■ GOAL ■
Return the records exactly as they are.

■ DATASET EXTRACT ■
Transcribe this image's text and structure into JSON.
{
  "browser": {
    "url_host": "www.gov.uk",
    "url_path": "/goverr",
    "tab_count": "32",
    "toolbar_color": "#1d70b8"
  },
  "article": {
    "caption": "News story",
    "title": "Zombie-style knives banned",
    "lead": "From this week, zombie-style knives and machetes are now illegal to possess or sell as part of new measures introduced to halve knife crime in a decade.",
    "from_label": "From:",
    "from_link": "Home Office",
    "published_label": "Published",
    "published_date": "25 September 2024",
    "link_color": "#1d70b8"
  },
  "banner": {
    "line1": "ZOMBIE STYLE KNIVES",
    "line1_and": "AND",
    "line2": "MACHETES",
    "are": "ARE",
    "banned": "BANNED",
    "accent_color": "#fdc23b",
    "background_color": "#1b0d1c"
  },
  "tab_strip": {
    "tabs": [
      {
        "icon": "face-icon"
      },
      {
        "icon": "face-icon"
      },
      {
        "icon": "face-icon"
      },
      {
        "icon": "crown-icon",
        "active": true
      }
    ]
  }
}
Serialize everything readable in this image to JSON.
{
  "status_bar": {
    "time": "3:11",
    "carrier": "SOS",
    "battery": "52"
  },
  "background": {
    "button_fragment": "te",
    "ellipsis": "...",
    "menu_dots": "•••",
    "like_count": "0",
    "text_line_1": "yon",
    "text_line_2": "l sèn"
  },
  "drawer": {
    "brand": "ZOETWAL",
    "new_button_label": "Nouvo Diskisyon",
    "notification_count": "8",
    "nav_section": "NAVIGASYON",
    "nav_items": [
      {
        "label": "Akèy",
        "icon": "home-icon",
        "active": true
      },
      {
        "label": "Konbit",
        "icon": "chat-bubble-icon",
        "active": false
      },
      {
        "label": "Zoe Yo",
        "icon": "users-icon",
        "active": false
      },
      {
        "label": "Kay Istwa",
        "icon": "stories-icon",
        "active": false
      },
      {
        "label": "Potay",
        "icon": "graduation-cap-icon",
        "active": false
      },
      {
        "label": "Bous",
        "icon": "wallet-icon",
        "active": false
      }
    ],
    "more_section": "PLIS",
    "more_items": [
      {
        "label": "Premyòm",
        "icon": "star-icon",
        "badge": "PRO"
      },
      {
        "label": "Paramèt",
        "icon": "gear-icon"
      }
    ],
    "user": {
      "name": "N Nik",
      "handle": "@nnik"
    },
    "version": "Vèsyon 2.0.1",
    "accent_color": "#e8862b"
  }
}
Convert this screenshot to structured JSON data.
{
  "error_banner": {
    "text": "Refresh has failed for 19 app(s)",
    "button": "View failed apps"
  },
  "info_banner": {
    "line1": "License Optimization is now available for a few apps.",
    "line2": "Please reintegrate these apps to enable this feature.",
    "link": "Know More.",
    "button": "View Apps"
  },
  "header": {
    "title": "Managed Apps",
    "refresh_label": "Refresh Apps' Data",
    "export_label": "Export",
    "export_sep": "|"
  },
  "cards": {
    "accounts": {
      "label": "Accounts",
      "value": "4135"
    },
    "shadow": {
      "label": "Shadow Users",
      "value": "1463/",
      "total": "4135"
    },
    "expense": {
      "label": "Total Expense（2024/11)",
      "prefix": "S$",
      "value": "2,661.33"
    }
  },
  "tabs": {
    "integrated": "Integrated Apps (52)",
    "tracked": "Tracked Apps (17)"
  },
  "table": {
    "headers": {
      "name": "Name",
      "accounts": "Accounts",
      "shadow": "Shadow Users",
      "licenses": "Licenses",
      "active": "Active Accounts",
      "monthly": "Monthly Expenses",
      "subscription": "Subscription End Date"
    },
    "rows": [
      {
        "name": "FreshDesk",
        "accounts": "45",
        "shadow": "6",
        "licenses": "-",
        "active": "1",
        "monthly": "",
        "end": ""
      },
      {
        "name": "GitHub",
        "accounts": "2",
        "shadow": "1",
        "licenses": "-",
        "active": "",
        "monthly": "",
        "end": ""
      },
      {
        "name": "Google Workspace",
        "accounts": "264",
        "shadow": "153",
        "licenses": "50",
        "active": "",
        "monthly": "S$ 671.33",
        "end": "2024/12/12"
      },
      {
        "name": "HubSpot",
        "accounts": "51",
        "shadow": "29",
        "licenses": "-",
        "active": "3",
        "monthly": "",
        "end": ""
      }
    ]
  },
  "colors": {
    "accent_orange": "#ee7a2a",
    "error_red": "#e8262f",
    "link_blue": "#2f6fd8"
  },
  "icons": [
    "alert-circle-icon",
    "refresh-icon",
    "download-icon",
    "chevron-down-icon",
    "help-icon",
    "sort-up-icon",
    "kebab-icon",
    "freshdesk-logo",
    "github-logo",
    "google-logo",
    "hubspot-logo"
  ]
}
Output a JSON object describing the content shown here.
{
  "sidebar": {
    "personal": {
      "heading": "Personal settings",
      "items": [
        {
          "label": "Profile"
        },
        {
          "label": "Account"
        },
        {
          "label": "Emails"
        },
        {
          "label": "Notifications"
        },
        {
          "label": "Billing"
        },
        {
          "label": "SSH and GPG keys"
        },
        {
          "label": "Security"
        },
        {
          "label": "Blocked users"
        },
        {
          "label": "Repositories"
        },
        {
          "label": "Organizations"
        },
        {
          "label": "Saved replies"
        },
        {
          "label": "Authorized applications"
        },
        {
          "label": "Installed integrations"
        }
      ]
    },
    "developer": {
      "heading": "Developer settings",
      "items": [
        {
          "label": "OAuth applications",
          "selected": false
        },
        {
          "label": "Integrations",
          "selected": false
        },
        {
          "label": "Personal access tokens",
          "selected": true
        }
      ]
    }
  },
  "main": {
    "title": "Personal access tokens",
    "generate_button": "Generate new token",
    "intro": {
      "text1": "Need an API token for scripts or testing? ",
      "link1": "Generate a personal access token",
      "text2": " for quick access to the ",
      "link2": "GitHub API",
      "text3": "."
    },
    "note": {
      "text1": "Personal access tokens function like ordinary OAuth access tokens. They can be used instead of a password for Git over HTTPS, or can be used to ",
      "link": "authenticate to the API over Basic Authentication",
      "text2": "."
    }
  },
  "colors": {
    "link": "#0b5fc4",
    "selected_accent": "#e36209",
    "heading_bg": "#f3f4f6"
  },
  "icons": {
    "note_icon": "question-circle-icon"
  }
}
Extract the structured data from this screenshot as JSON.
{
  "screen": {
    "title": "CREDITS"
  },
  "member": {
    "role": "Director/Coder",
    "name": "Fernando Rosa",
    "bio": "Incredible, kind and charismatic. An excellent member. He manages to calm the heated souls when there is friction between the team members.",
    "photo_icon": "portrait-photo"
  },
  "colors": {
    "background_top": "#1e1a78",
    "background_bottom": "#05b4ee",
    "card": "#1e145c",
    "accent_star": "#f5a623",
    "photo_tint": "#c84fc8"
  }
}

■ EXERCISE OUTPUT ■
Transcribe this image's text and structure into JSON.
{
  "browser": {
    "url_host": "www.gov.uk",
    "url_path": "/goverr",
    "tab_count": "32",
    "toolbar_color": "#1d70b8"
  },
  "article": {
    "caption": "News story",
    "title": "Zombie-style knives banned",
    "lead": "From this week, zombie-style knives and machetes are now illegal to possess or sell as part of new measures introduced to halve knife crime in a decade.",
    "from_label": "From:",
    "from_link": "Home Office",
    "published_label": "Published",
    "published_date": "25 September 2024",
    "link_color": "#1d70b8"
  },
  "banner": {
    "line1": "ZOMBIE STYLE KNIVES",
    "line1_and": "AND",
    "line2": "MACHETES",
    "are": "ARE",
    "banned": "BANNED",
    "accent_color": "#fdc23b",
    "background_color": "#1b0d1c"
  },
  "tab_strip": {
    "tabs": [
      {
        "icon": "face-icon"
      },
      {
        "icon": "face-icon"
      },
      {
        "icon": "face-icon"
      },
      {
        "icon": "crown-icon",
        "active": true
      }
    ]
  }
}
Serialize everything readable in this image to JSON.
{
  "status_bar": {
    "time": "3:11",
    "carrier": "SOS",
    "battery": "52"
  },
  "background": {
    "button_fragment": "te",
    "ellipsis": "...",
    "menu_dots": "•••",
    "like_count": "0",
    "text_line_1": "yon",
    "text_line_2": "l sèn"
  },
  "drawer": {
    "brand": "ZOETWAL",
    "new_button_label": "Nouvo Diskisyon",
    "notification_count": "8",
    "nav_section": "NAVIGASYON",
    "nav_items": [
      {
        "label": "Akèy",
        "icon": "home-icon",
        "active": true
      },
      {
        "label": "Konbit",
        "icon": "chat-bubble-icon",
        "active": false
      },
      {
        "label": "Zoe Yo",
        "icon": "users-icon",
        "active": false
      },
      {
        "label": "Kay Istwa",
        "icon": "stories-icon",
        "active": false
      },
      {
        "label": "Potay",
        "icon": "graduation-cap-icon",
        "active": false
      },
      {
        "label": "Bous",
        "icon": "wallet-icon",
        "active": false
      }
    ],
    "more_section": "PLIS",
    "more_items": [
      {
        "label": "Premyòm",
        "icon": "star-icon",
        "badge": "PRO"
      },
      {
        "label": "Paramèt",
        "icon": "gear-icon"
      }
    ],
    "user": {
      "name": "N Nik",
      "handle": "@nnik"
    },
    "version": "Vèsyon 2.0.1",
    "accent_color": "#e8862b"
  }
}
Convert this screenshot to structured JSON data.
{
  "error_banner": {
    "text": "Refresh has failed for 19 app(s)",
    "button": "View failed apps"
  },
  "info_banner": {
    "line1": "License Optimization is now available for a few apps.",
    "line2": "Please reintegrate these apps to enable this feature.",
    "link": "Know More.",
    "button": "View Apps"
  },
  "header": {
    "title": "Managed Apps",
    "refresh_label": "Refresh Apps' Data",
    "export_label": "Export",
    "export_sep": "|"
  },
  "cards": {
    "accounts": {
      "label": "Accounts",
      "value": "4135"
    },
    "shadow": {
      "label": "Shadow Users",
      "value": "1463/",
      "total": "4135"
    },
    "expense": {
      "label": "Total Expense（2024/11)",
      "prefix": "S$",
      "value": "2,661.33"
    }
  },
  "tabs": {
    "integrated": "Integrated Apps (52)",
    "tracked": "Tracked Apps (17)"
  },
  "table": {
    "headers": {
      "name": "Name",
      "accounts": "Accounts",
      "shadow": "Shadow Users",
      "licenses": "Licenses",
      "active": "Active Accounts",
      "monthly": "Monthly Expenses",
      "subscription": "Subscription End Date"
    },
    "rows": [
      {
        "name": "FreshDesk",
        "accounts": "45",
        "shadow": "6",
        "licenses": "-",
        "active": "1",
        "monthly": "",
        "end": ""
      },
      {
        "name": "GitHub",
        "accounts": "2",
        "shadow": "1",
        "licenses": "-",
        "active": "",
        "monthly": "",
        "end": ""
      },
      {
        "name": "Google Workspace",
        "accounts": "264",
        "shadow": "153",
        "licenses": "50",
        "active": "",
        "monthly": "S$ 671.33",
        "end": "2024/12/12"
      },
      {
        "name": "HubSpot",
        "accounts": "51",
        "shadow": "29",
        "licenses": "-",
        "active": "3",
        "monthly": "",
        "end": ""
      }
    ]
  },
  "colors": {
    "accent_orange": "#ee7a2a",
    "error_red": "#e8262f",
    "link_blue": "#2f6fd8"
  },
  "icons": [
    "alert-circle-icon",
    "refresh-icon",
    "download-icon",
    "chevron-down-icon",
    "help-icon",
    "sort-up-icon",
    "kebab-icon",
    "freshdesk-logo",
    "github-logo",
    "google-logo",
    "hubspot-logo"
  ]
}
Output a JSON object describing the content shown here.
{
  "sidebar": {
    "personal": {
      "heading": "Personal settings",
      "items": [
        {
          "label": "Profile"
        },
        {
          "label": "Account"
        },
        {
          "label": "Emails"
        },
        {
          "label": "Notifications"
        },
        {
          "label": "Billing"
        },
        {
          "label": "SSH and GPG keys"
        },
        {
          "label": "Security"
        },
        {
          "label": "Blocked users"
        },
        {
          "label": "Repositories"
        },
        {
          "label": "Organizations"
        },
        {
          "label": "Saved replies"
        },
        {
          "label": "Authorized applications"
        },
        {
          "label": "Installed integrations"
        }
      ]
    },
    "developer": {
      "heading": "Developer settings",
      "items": [
        {
          "label": "OAuth applications",
          "selected": false
        },
        {
          "label": "Integrations",
          "selected": false
        },
        {
          "label": "Personal access tokens",
          "selected": true
        }
      ]
    }
  },
  "main": {
    "title": "Personal access tokens",
    "generate_button": "Generate new token",
    "intro": {
      "text1": "Need an API token for scripts or testing? ",
      "link1": "Generate a personal access token",
      "text2": " for quick access to the ",
      "link2": "GitHub API",
      "text3": "."
    },
    "note": {
      "text1": "Personal access tokens function like ordinary OAuth access tokens. They can be used instead of a password for Git over HTTPS, or can be used to ",
      "link": "authenticate to the API over Basic Authentication",
      "text2": "."
    }
  },
  "colors": {
    "link": "#0b5fc4",
    "selected_accent": "#e36209",
    "heading_bg": "#f3f4f6"
  },
  "icons": {
    "note_icon": "question-circle-icon"
  }
}
Extract the structured data from this screenshot as JSON.
{
  "screen": {
    "title": "CREDITS"
  },
  "member": {
    "role": "Director/Coder",
    "name": "Fernando Rosa",
    "bio": "Incredible, kind and charismatic. An excellent member. He manages to calm the heated souls when there is friction between the team members.",
    "photo_icon": "portrait-photo"
  },
  "colors": {
    "background_top": "#1e1a78",
    "background_bottom": "#05b4ee",
    "card": "#1e145c",
    "accent_star": "#f5a623",
    "photo_tint": "#c84fc8"
  }
}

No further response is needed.